WORK REQUIRED
From the records below, pull each line that has "nmRNAs".

[Data tied to figure images]

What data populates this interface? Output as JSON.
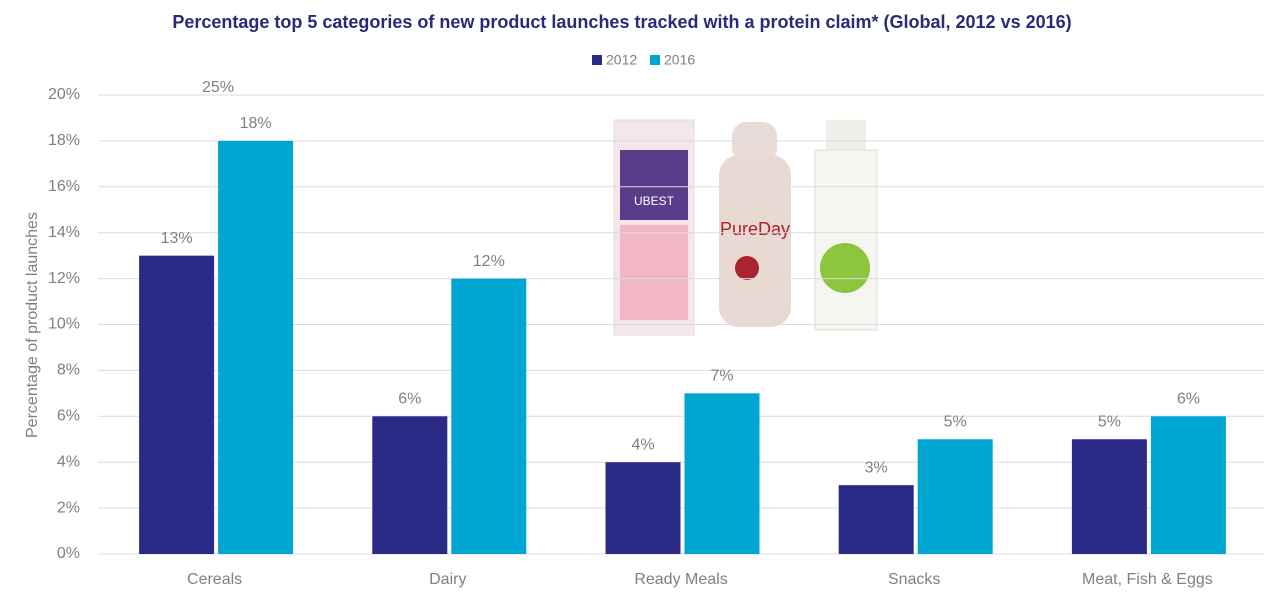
{
  "chart_data": {
    "type": "bar",
    "title": "Percentage top 5 categories of new product launches tracked with a protein claim* (Global, 2012 vs 2016)",
    "y_label": "Percentage of product launches",
    "categories": [
      "Cereals",
      "Dairy",
      "Ready Meals",
      "Snacks",
      "Meat, Fish & Eggs"
    ],
    "series": [
      {
        "name": "2012",
        "color": "#2b2a87",
        "values": [
          13,
          6,
          4,
          3,
          5
        ],
        "value_labels": [
          "13%",
          "6%",
          "4%",
          "3%",
          "5%"
        ]
      },
      {
        "name": "2016",
        "color": "#00a6d2",
        "values": [
          18,
          12,
          7,
          5,
          6
        ],
        "value_labels": [
          "18%",
          "12%",
          "7%",
          "5%",
          "6%"
        ]
      }
    ],
    "ylim": [
      0,
      20
    ],
    "yticks": [
      {
        "value": 0,
        "label": "0%"
      },
      {
        "value": 2,
        "label": "2%"
      },
      {
        "value": 4,
        "label": "4%"
      },
      {
        "value": 6,
        "label": "6%"
      },
      {
        "value": 8,
        "label": "8%"
      },
      {
        "value": 10,
        "label": "10%"
      },
      {
        "value": 12,
        "label": "12%"
      },
      {
        "value": 14,
        "label": "14%"
      },
      {
        "value": 16,
        "label": "16%"
      },
      {
        "value": 18,
        "label": "18%"
      },
      {
        "value": 20,
        "label": "20%"
      }
    ],
    "grid": true,
    "legend": "top",
    "annotations": [
      "25%"
    ],
    "product_labels": [
      "UBEST",
      "PureDay"
    ]
  }
}
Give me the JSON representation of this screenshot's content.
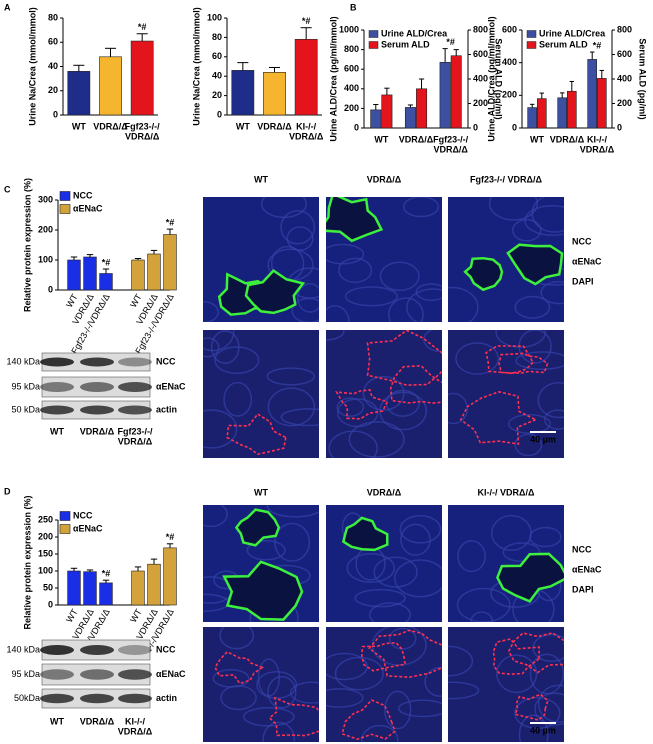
{
  "panels": [
    "A",
    "B",
    "C",
    "D"
  ],
  "chart_data": [
    {
      "type": "bar",
      "ylabel": "Urine Na/Crea (mmol/mmol)",
      "categories": [
        "WT",
        "VDRΔ/Δ",
        [
          "Fgf23-/-/",
          "VDRΔ/Δ"
        ]
      ],
      "values": [
        36,
        48,
        61
      ],
      "errors": [
        5,
        7,
        6
      ],
      "colors": [
        "#1f2d8a",
        "#f5b52e",
        "#e3141c"
      ],
      "markers": [
        null,
        null,
        "*#"
      ],
      "ylim": [
        0,
        80
      ],
      "yticks": [
        0,
        20,
        40,
        60,
        80
      ]
    },
    {
      "type": "bar",
      "ylabel": "Urine Na/Crea (mmol/mmol)",
      "categories": [
        "WT",
        "VDRΔ/Δ",
        [
          "KI-/-/",
          "VDRΔ/Δ"
        ]
      ],
      "values": [
        46,
        44,
        78
      ],
      "errors": [
        8,
        5,
        12
      ],
      "colors": [
        "#1f2d8a",
        "#f5b52e",
        "#e3141c"
      ],
      "markers": [
        null,
        null,
        "*#"
      ],
      "ylim": [
        0,
        100
      ],
      "yticks": [
        0,
        20,
        40,
        60,
        80,
        100
      ]
    },
    {
      "type": "bar",
      "ylabel": "Urine ALD/Crea (pg/ml/mmol)",
      "y2label": "Serum ALD (pg/ml)",
      "categories": [
        "WT",
        "VDRΔ/Δ",
        [
          "Fgf23-/-/",
          "VDRΔ/Δ"
        ]
      ],
      "series": [
        {
          "name": "Urine ALD/Crea",
          "color": "#3c4fa0",
          "values": [
            185,
            210,
            670
          ],
          "errors": [
            55,
            25,
            140
          ]
        },
        {
          "name": "Serum ALD",
          "color": "#e3141c",
          "axis": "y2",
          "values": [
            270,
            320,
            590
          ],
          "errors": [
            55,
            80,
            50
          ]
        }
      ],
      "category_markers": [
        null,
        null,
        "*#"
      ],
      "ylim": [
        0,
        1000
      ],
      "yticks": [
        0,
        200,
        400,
        600,
        800,
        1000
      ],
      "y2lim": [
        0,
        800
      ],
      "y2ticks": [
        0,
        200,
        400,
        600,
        800
      ]
    },
    {
      "type": "bar",
      "ylabel": "Urine ALD/Crea (pg/ml/mmol)",
      "y2label": "Serum ALD (pg/ml)",
      "categories": [
        "WT",
        "VDRΔ/Δ",
        [
          "KI-/-/",
          "VDRΔ/Δ"
        ]
      ],
      "series": [
        {
          "name": "Urine ALD/Crea",
          "color": "#3c4fa0",
          "values": [
            125,
            185,
            420
          ],
          "errors": [
            20,
            30,
            45
          ]
        },
        {
          "name": "Serum ALD",
          "color": "#e3141c",
          "axis": "y2",
          "values": [
            240,
            300,
            405
          ],
          "errors": [
            45,
            80,
            65
          ]
        }
      ],
      "category_markers": [
        null,
        null,
        "*#"
      ],
      "ylim": [
        0,
        600
      ],
      "yticks": [
        0,
        200,
        400,
        600
      ],
      "y2lim": [
        0,
        800
      ],
      "y2ticks": [
        0,
        200,
        400,
        600,
        800
      ]
    },
    {
      "type": "bar",
      "ylabel": "Relative protein expression (%)",
      "categories": [
        "WT",
        "VDRΔ/Δ",
        "Fgf23-/-/VDRΔ/Δ"
      ],
      "series": [
        {
          "name": "NCC",
          "color": "#1a2ee6",
          "values": [
            100,
            110,
            55
          ],
          "errors": [
            10,
            8,
            15
          ],
          "markers": [
            null,
            null,
            "*#"
          ]
        },
        {
          "name": "αENaC",
          "color": "#d4a23a",
          "values": [
            100,
            120,
            185
          ],
          "errors": [
            5,
            12,
            18
          ],
          "markers": [
            null,
            null,
            "*#"
          ]
        }
      ],
      "ylim": [
        0,
        300
      ],
      "yticks": [
        0,
        100,
        200,
        300
      ]
    },
    {
      "type": "bar",
      "ylabel": "Relative protein expression (%)",
      "categories": [
        "WT",
        "VDRΔ/Δ",
        "KI-/-/VDRΔ/Δ"
      ],
      "series": [
        {
          "name": "NCC",
          "color": "#1a2ee6",
          "values": [
            100,
            98,
            65
          ],
          "errors": [
            8,
            5,
            8
          ],
          "markers": [
            null,
            null,
            "*#"
          ]
        },
        {
          "name": "αENaC",
          "color": "#d4a23a",
          "values": [
            100,
            120,
            168
          ],
          "errors": [
            12,
            15,
            12
          ],
          "markers": [
            null,
            null,
            "*#"
          ]
        }
      ],
      "ylim": [
        0,
        250
      ],
      "yticks": [
        0,
        50,
        100,
        150,
        200,
        250
      ]
    }
  ],
  "blots": [
    {
      "kda": [
        "140 kDa",
        "95 kDa",
        "50 kDa"
      ],
      "proteins": [
        "NCC",
        "αENaC",
        "actin"
      ],
      "lanes": [
        "WT",
        "VDRΔ/Δ",
        [
          "Fgf23-/-/",
          "VDRΔ/Δ"
        ]
      ]
    },
    {
      "kda": [
        "140 kDa",
        "95 kDa",
        "50kDa"
      ],
      "proteins": [
        "NCC",
        "αENaC",
        "actin"
      ],
      "lanes": [
        "WT",
        "VDRΔ/Δ",
        [
          "KI-/-/",
          "VDRΔ/Δ"
        ]
      ]
    }
  ],
  "images": [
    {
      "columns": [
        "WT",
        "VDRΔ/Δ",
        "Fgf23-/-/ VDRΔ/Δ"
      ],
      "stains": [
        "NCC",
        "αENaC",
        "DAPI"
      ],
      "scale_bar": "40 µm"
    },
    {
      "columns": [
        "WT",
        "VDRΔ/Δ",
        "KI-/-/ VDRΔ/Δ"
      ],
      "stains": [
        "NCC",
        "αENaC",
        "DAPI"
      ],
      "scale_bar": "40 µm"
    }
  ]
}
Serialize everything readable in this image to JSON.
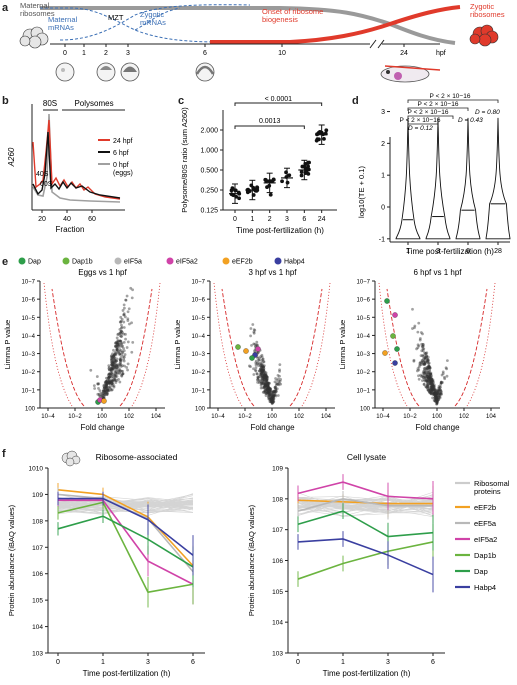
{
  "panels": {
    "a": {
      "letter": "a",
      "maternal_ribosomes": "Maternal\nribosomes",
      "maternal_mrnas": "Maternal\nmRNAs",
      "mzt": "MZT",
      "zygotic_mrnas": "Zygotic\nmRNAs",
      "onset": "Onset of ribosome\nbiogenesis",
      "zygotic_ribosomes": "Zygotic\nribosomes",
      "hpf_unit": "hpf",
      "timepoints": [
        "0",
        "1",
        "2",
        "3",
        "6",
        "10",
        "24"
      ],
      "colors": {
        "maternal": "#3b6fb5",
        "zygotic": "#e03a2b",
        "grey": "#9a9a9a"
      }
    },
    "b": {
      "letter": "b",
      "ylabel": "A260",
      "xlabel": "Fraction",
      "top_80s": "80S",
      "top_polysomes": "Polysomes",
      "label_40s": "40S",
      "label_60s": "60S",
      "legend": [
        "24 hpf",
        "6 hpf",
        "0 hpf\n(eggs)"
      ],
      "xticks": [
        "20",
        "40",
        "60"
      ],
      "colors": [
        "#e03a2b",
        "#111111",
        "#a0a0a0"
      ]
    },
    "c": {
      "letter": "c",
      "ylabel": "Polysome/80S ratio (sum A260)",
      "xlabel": "Time post-fertilization (h)",
      "yticks": [
        "0.125",
        "0.250",
        "0.500",
        "1.000",
        "2.000"
      ],
      "xticks": [
        "0",
        "1",
        "2",
        "3",
        "6",
        "24"
      ],
      "p_top": "< 0.0001",
      "p_low": "0.0013"
    },
    "d": {
      "letter": "d",
      "ylabel": "log10(TE + 0.1)",
      "xlabel": "Time post-fertilization (h)",
      "xticks": [
        "1",
        "3",
        "6",
        "28"
      ],
      "yticks": [
        "-1",
        "0",
        "1",
        "2",
        "3"
      ],
      "stats": [
        "< 2 × 10−16",
        "< 2 × 10−16",
        "D = 0.80",
        "< 2 × 10−16",
        "D = 0.43",
        "< 2 × 10−16",
        "D = 0.12"
      ]
    },
    "e": {
      "letter": "e",
      "legend": [
        {
          "name": "Dap",
          "color": "#2e9e4a"
        },
        {
          "name": "Dap1b",
          "color": "#6bb43f"
        },
        {
          "name": "eIF5a",
          "color": "#b8b8b8"
        },
        {
          "name": "eIF5a2",
          "color": "#d043a8"
        },
        {
          "name": "eEF2b",
          "color": "#f2a122"
        },
        {
          "name": "Habp4",
          "color": "#3a3fa0"
        }
      ],
      "titles": [
        "Eggs vs 1 hpf",
        "3 hpf vs 1 hpf",
        "6 hpf vs 1 hpf"
      ],
      "ylabel": "Limma P value",
      "xlabel": "Fold change",
      "yticks": [
        "10−7",
        "10−6",
        "10−5",
        "10−4",
        "10−3",
        "10−2",
        "10−1",
        "100"
      ],
      "xticks": [
        "10−4",
        "10−2",
        "100",
        "102",
        "104"
      ]
    },
    "f": {
      "letter": "f",
      "titles": [
        "Ribosome-associated",
        "Cell lysate"
      ],
      "ylabel": "Protein abundance (iBAQ values)",
      "xlabel": "Time post-fertilization (h)",
      "xticks": [
        "0",
        "1",
        "3",
        "6"
      ],
      "yticks": [
        "103",
        "104",
        "105",
        "106",
        "107",
        "108",
        "109",
        "1010"
      ],
      "legend": [
        {
          "name": "Ribosomal\nproteins",
          "color": "#cccccc"
        },
        {
          "name": "eEF2b",
          "color": "#f2a122"
        },
        {
          "name": "eEF5a",
          "color": "#b8b8b8"
        },
        {
          "name": "eIF5a2",
          "color": "#d043a8"
        },
        {
          "name": "Dap1b",
          "color": "#6bb43f"
        },
        {
          "name": "Dap",
          "color": "#2e9e4a"
        },
        {
          "name": "Habp4",
          "color": "#3a3fa0"
        }
      ]
    }
  },
  "chart_data": [
    {
      "type": "bar",
      "panel": "c",
      "categories": [
        "0",
        "1",
        "2",
        "3",
        "6",
        "24"
      ],
      "values": [
        0.22,
        0.25,
        0.32,
        0.38,
        0.5,
        1.7
      ],
      "ylabel": "Polysome/80S ratio (sum A260)",
      "xlabel": "Time post-fertilization (h)",
      "ylim": [
        0.125,
        4
      ],
      "yscale": "log2"
    },
    {
      "type": "line",
      "panel": "f-left",
      "categories": [
        "0",
        "1",
        "3",
        "6"
      ],
      "series": [
        {
          "name": "eEF2b",
          "values": [
            1500000000,
            1000000000,
            140000000,
            2000000
          ]
        },
        {
          "name": "eEF5a",
          "values": [
            1000000000,
            700000000,
            120000000,
            1200000
          ]
        },
        {
          "name": "eIF5a2",
          "values": [
            600000000,
            600000000,
            3000000,
            400000
          ]
        },
        {
          "name": "Dap1b",
          "values": [
            200000000,
            500000000,
            200000,
            400000
          ]
        },
        {
          "name": "Dap",
          "values": [
            50000000,
            150000000,
            20000000,
            1800000
          ]
        },
        {
          "name": "Habp4",
          "values": [
            700000000,
            700000000,
            110000000,
            5000000
          ]
        }
      ],
      "ylim": [
        1000,
        10000000000
      ],
      "yscale": "log"
    },
    {
      "type": "line",
      "panel": "f-right",
      "categories": [
        "0",
        "1",
        "3",
        "6"
      ],
      "series": [
        {
          "name": "eEF2b",
          "values": [
            90000000,
            80000000,
            70000000,
            70000000
          ]
        },
        {
          "name": "eEF5a",
          "values": [
            40000000,
            100000000,
            60000000,
            60000000
          ]
        },
        {
          "name": "eIF5a2",
          "values": [
            150000000,
            350000000,
            120000000,
            100000000
          ]
        },
        {
          "name": "Dap1b",
          "values": [
            250000,
            800000,
            2000000,
            4000000
          ]
        },
        {
          "name": "Dap",
          "values": [
            15000000,
            40000000,
            6000000,
            8000000
          ]
        },
        {
          "name": "Habp4",
          "values": [
            4000000,
            5000000,
            1500000,
            350000
          ]
        }
      ],
      "ylim": [
        1000,
        1000000000
      ],
      "yscale": "log"
    }
  ]
}
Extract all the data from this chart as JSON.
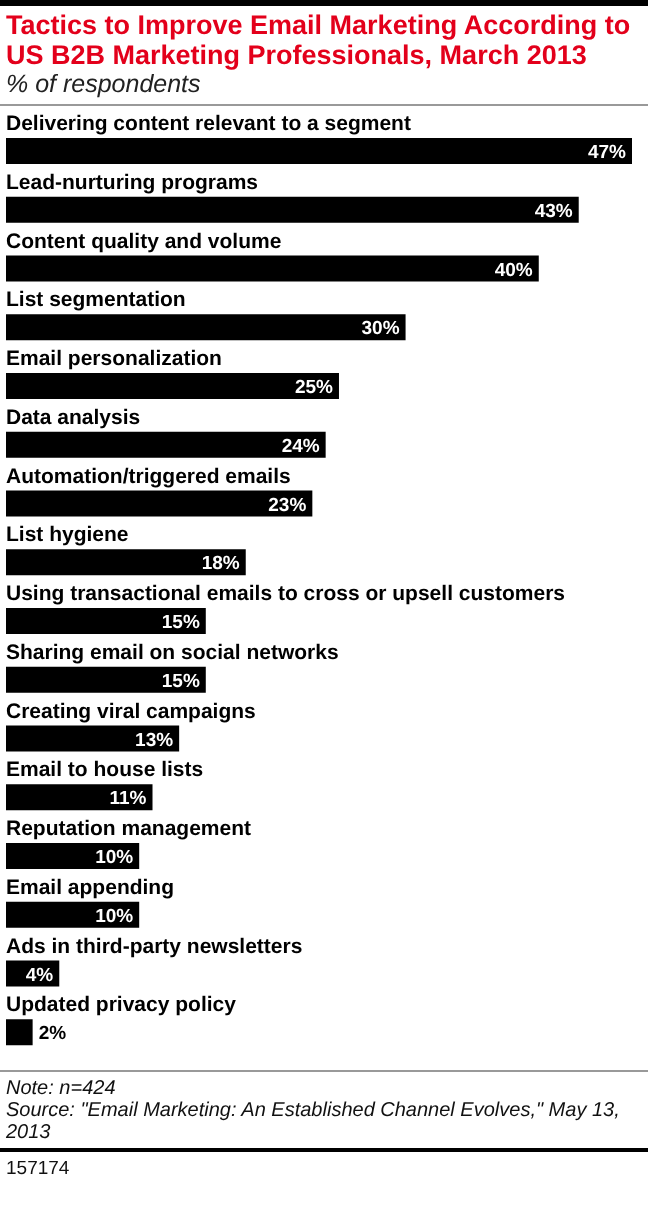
{
  "chart_data": {
    "type": "bar",
    "orientation": "horizontal",
    "title": "Tactics to Improve Email Marketing According to US B2B Marketing Professionals, March 2013",
    "subtitle": "% of respondents",
    "categories": [
      "Delivering content relevant to a segment",
      "Lead-nurturing programs",
      "Content quality and volume",
      "List segmentation",
      "Email personalization",
      "Data analysis",
      "Automation/triggered emails",
      "List hygiene",
      "Using transactional emails to cross or upsell customers",
      "Sharing email on social networks",
      "Creating viral campaigns",
      "Email to house lists",
      "Reputation management",
      "Email appending",
      "Ads in third-party newsletters",
      "Updated privacy policy"
    ],
    "values": [
      47,
      43,
      40,
      30,
      25,
      24,
      23,
      18,
      15,
      15,
      13,
      11,
      10,
      10,
      4,
      2
    ],
    "value_labels": [
      "47%",
      "43%",
      "40%",
      "30%",
      "25%",
      "24%",
      "23%",
      "18%",
      "15%",
      "15%",
      "13%",
      "11%",
      "10%",
      "10%",
      "4%",
      "2%"
    ],
    "color": "#000000",
    "annotations": [
      "Note: n=424",
      "Source: \"Email Marketing: An Established Channel Evolves,\" May 13, 2013",
      "157174"
    ]
  }
}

EXERCISE RESULT
      "maternal_mrnas": "Maternal\nmRNAs",
      "zygotic_mrnas": "Zygotic\nmRNAs",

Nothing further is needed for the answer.